== ITEMS

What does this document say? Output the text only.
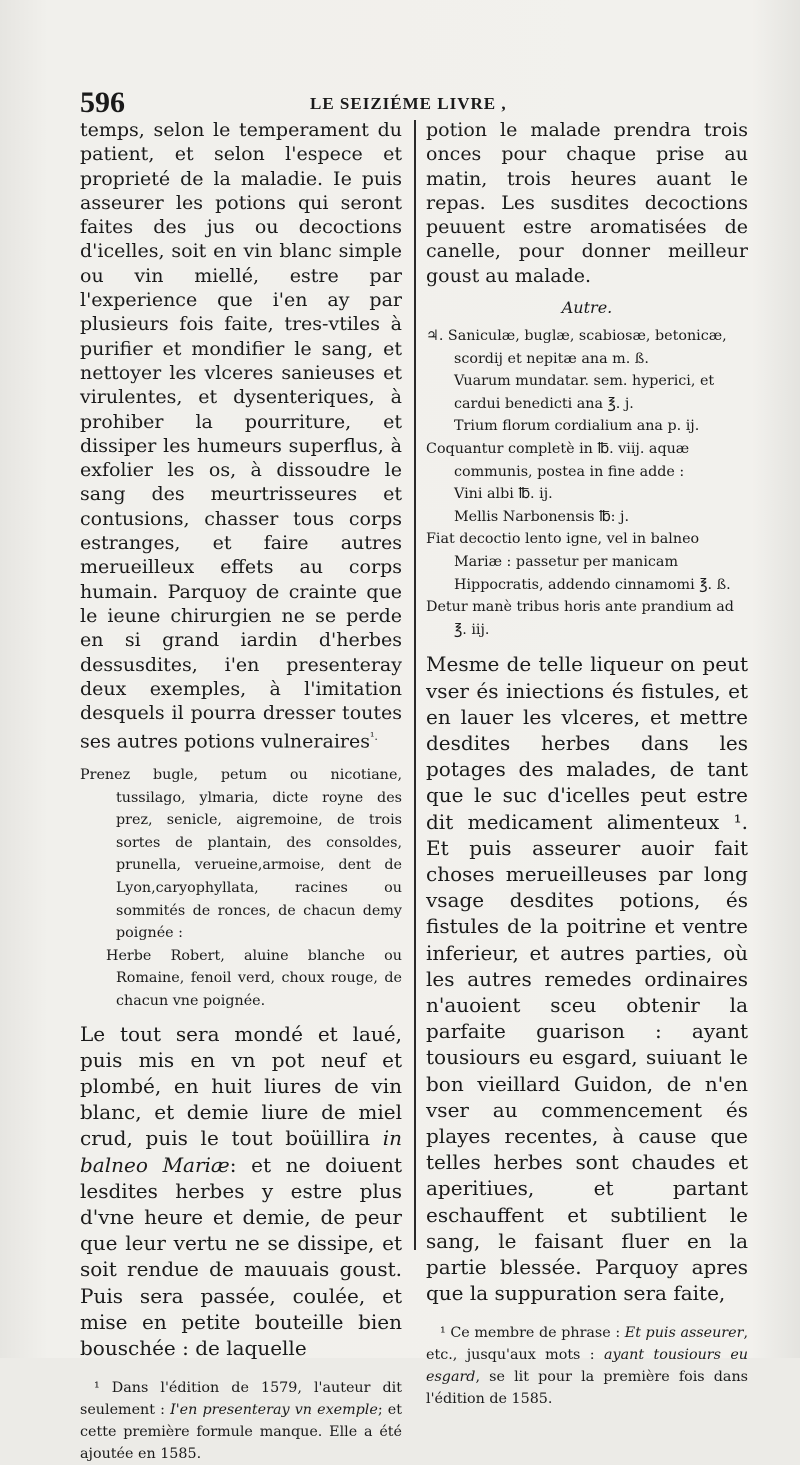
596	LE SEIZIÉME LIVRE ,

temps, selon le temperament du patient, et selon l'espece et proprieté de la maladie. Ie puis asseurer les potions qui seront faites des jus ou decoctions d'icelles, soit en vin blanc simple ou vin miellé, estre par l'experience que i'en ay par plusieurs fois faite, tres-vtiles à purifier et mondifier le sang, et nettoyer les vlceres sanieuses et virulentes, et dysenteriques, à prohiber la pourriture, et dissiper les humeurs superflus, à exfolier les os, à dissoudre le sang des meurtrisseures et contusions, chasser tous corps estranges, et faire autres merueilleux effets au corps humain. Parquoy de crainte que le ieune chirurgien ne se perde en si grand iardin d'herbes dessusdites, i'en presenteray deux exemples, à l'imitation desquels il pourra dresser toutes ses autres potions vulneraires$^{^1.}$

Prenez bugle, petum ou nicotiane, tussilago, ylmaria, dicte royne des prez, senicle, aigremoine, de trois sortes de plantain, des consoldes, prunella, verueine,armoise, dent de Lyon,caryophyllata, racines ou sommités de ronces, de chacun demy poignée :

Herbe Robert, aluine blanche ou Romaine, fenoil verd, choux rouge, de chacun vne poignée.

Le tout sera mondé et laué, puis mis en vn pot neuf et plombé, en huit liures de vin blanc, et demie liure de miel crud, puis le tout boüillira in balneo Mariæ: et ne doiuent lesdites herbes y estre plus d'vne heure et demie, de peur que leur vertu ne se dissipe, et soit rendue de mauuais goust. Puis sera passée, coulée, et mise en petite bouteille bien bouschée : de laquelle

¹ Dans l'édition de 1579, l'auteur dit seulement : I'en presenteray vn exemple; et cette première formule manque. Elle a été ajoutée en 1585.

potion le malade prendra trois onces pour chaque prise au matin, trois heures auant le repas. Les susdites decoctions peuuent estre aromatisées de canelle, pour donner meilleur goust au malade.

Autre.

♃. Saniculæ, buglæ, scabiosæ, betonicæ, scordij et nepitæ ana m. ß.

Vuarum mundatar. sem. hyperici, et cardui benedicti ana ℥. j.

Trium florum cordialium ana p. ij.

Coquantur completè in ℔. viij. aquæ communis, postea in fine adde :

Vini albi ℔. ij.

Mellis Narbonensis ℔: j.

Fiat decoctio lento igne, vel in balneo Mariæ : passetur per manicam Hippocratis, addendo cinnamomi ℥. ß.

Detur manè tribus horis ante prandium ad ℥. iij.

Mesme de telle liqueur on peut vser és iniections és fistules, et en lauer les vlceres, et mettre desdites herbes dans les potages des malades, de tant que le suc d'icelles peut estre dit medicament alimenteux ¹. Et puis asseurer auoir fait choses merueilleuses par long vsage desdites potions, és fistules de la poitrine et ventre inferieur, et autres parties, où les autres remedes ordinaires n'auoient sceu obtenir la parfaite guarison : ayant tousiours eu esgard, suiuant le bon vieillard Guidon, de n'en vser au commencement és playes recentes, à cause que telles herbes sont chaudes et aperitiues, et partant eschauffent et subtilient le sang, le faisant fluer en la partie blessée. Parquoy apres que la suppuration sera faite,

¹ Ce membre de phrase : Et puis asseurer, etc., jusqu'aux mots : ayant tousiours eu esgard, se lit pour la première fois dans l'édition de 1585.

====

GOAL
Select and copy each line from the data that includes the word "puis".

RESULT OF THE TASK
temps, selon le temperament du patient, et selon l'espece et proprieté de la maladie. Ie puis asseurer les potions qui seront faites des jus ou decoctions d'icelles, soit en vin blanc simple ou vin miellé, estre par l'experience que i'en ay par plusieurs fois faite, tres-vtiles à purifier et mondifier le sang, et nettoyer les vlceres sanieuses et virulentes, et dysenteriques, à prohiber la pourriture, et dissiper les humeurs superflus, à exfolier les os, à dissoudre le sang des meurtrisseures et contusions, chasser tous corps estranges, et faire autres merueilleux effets au corps humain. Parquoy de crainte que le ieune chirurgien ne se perde en si grand iardin d'herbes dessusdites, i'en presenteray deux exemples, à l'imitation desquels il pourra dresser toutes ses autres potions vulneraires$^{^1.}$
Le tout sera mondé et laué, puis mis en vn pot neuf et plombé, en huit liures de vin blanc, et demie liure de miel crud, puis le tout boüillira in balneo Mariæ: et ne doiuent lesdites herbes y estre plus d'vne heure et demie, de peur que leur vertu ne se dissipe, et soit rendue de mauuais goust. Puis sera passée, coulée, et mise en petite bouteille bien bouschée : de laquelle
Mesme de telle liqueur on peut vser és iniections és fistules, et en lauer les vlceres, et mettre desdites herbes dans les potages des malades, de tant que le suc d'icelles peut estre dit medicament alimenteux ¹. Et puis asseurer auoir fait choses merueilleuses par long vsage desdites potions, és fistules de la poitrine et ventre inferieur, et autres parties, où les autres remedes ordinaires n'auoient sceu obtenir la parfaite guarison : ayant tousiours eu esgard, suiuant le bon vieillard Guidon, de n'en vser au commencement és playes recentes, à cause que telles herbes sont chaudes et aperitiues, et partant eschauffent et subtilient le sang, le faisant fluer en la partie blessée. Parquoy apres que la suppuration sera faite,
¹ Ce membre de phrase : Et puis asseurer, etc., jusqu'aux mots : ayant tousiours eu esgard, se lit pour la première fois dans l'édition de 1585.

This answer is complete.